STATED EXERCISE >> Across the entries below, how many lines contain the word "Streamfunction"? Give the number alone.

===== DATASET EXCERPTS

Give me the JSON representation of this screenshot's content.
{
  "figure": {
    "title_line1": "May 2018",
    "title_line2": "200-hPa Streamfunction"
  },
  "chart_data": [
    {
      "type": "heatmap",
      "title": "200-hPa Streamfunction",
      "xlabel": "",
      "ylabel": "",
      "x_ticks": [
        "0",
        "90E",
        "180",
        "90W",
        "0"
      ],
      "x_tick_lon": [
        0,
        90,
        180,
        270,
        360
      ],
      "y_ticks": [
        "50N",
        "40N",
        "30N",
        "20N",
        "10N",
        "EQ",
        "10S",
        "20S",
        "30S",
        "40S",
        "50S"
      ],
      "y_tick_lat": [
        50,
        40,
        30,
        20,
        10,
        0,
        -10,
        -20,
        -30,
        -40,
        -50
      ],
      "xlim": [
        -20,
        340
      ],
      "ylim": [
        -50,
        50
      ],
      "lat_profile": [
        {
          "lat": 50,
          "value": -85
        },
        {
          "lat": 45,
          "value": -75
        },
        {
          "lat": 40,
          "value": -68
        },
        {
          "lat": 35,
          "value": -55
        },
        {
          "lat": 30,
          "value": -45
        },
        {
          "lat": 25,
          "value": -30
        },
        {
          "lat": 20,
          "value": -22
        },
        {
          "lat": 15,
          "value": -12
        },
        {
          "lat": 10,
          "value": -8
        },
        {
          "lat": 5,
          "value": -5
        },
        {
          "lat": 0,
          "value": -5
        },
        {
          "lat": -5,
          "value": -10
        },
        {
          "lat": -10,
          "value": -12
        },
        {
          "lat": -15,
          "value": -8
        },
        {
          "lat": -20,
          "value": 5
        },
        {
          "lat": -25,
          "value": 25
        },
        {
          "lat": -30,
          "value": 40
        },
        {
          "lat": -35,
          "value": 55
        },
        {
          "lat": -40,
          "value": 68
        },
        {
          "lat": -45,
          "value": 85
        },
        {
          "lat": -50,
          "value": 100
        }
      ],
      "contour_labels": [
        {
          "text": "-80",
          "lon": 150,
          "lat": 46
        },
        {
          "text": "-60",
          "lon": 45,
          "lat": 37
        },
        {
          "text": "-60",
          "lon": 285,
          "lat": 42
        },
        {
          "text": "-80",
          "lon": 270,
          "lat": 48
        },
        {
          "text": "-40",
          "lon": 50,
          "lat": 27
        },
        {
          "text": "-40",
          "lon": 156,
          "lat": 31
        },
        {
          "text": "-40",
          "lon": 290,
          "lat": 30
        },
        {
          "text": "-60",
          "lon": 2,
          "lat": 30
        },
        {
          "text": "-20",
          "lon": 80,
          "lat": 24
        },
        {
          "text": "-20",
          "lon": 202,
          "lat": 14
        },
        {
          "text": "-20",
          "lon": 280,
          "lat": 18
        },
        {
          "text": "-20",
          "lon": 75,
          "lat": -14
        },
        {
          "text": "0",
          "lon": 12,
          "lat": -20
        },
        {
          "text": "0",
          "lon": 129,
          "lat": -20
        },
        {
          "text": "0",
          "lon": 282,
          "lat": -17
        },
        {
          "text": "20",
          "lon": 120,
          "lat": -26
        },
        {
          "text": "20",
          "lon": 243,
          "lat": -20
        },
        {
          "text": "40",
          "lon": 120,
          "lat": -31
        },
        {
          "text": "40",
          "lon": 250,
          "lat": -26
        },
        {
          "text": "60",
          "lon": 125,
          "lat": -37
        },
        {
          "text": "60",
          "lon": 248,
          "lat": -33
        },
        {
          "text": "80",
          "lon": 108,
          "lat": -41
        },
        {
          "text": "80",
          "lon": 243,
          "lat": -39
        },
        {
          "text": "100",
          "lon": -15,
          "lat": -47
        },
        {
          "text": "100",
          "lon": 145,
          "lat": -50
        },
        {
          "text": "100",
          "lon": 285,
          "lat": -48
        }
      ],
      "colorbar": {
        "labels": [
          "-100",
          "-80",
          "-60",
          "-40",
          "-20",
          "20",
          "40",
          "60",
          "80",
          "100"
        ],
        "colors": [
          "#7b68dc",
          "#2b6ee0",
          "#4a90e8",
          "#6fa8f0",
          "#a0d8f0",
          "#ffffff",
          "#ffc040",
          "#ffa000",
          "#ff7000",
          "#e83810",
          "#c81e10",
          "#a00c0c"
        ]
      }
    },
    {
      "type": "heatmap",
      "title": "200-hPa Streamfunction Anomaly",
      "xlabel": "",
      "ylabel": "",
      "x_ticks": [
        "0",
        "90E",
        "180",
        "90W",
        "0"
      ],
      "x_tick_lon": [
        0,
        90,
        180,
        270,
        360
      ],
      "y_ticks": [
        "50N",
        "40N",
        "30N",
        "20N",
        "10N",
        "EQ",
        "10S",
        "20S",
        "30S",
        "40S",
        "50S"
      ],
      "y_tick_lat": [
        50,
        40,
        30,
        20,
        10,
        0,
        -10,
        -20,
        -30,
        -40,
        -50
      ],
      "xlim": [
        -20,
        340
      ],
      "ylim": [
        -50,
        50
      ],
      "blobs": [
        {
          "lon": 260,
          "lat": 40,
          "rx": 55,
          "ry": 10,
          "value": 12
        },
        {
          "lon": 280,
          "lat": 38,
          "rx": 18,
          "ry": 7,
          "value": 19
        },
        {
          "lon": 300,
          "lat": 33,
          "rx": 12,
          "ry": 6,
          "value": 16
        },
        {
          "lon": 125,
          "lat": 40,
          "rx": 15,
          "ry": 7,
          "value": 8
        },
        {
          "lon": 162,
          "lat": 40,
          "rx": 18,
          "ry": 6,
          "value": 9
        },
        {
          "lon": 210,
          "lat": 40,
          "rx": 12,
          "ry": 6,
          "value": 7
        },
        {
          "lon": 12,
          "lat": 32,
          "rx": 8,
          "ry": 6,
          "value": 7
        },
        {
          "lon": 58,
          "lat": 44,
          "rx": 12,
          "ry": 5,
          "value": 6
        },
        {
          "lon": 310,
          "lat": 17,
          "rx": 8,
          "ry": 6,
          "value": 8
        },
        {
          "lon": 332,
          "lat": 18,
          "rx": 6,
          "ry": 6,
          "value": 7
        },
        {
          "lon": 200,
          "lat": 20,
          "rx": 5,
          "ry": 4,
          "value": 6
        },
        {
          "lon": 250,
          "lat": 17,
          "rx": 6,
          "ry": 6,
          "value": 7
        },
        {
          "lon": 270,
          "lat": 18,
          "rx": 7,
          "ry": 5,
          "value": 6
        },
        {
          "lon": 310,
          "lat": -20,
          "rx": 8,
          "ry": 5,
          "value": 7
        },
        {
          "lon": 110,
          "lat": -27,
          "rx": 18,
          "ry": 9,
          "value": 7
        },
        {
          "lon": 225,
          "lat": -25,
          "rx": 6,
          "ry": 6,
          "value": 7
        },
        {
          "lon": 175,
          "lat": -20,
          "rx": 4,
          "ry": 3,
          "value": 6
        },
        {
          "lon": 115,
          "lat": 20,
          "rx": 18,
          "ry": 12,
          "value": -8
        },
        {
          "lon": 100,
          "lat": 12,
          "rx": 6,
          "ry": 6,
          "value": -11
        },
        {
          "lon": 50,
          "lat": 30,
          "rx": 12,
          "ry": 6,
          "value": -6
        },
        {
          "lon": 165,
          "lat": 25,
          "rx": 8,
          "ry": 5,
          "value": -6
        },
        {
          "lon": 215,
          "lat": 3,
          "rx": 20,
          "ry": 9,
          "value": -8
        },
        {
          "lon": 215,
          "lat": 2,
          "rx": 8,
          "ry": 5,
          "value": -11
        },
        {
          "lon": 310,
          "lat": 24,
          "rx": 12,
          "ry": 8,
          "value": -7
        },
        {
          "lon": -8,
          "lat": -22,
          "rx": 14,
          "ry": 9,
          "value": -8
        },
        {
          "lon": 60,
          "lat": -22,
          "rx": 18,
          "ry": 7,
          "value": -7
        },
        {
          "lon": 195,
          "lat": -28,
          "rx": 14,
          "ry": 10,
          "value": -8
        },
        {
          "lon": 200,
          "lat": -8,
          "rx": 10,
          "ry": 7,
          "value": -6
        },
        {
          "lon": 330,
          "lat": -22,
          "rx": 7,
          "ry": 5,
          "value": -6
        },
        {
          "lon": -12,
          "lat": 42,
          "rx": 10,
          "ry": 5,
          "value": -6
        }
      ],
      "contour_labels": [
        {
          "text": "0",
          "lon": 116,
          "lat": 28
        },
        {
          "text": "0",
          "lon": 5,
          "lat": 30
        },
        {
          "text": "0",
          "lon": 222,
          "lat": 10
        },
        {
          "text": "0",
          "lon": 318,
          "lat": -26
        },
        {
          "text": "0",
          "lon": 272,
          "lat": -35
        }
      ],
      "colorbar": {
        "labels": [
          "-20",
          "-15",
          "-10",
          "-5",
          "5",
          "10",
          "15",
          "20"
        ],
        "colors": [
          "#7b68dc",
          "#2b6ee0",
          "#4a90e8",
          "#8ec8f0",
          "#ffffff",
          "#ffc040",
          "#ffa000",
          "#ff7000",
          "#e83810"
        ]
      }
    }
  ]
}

==========

OUTPUT FOR THIS EXERCISE >> 3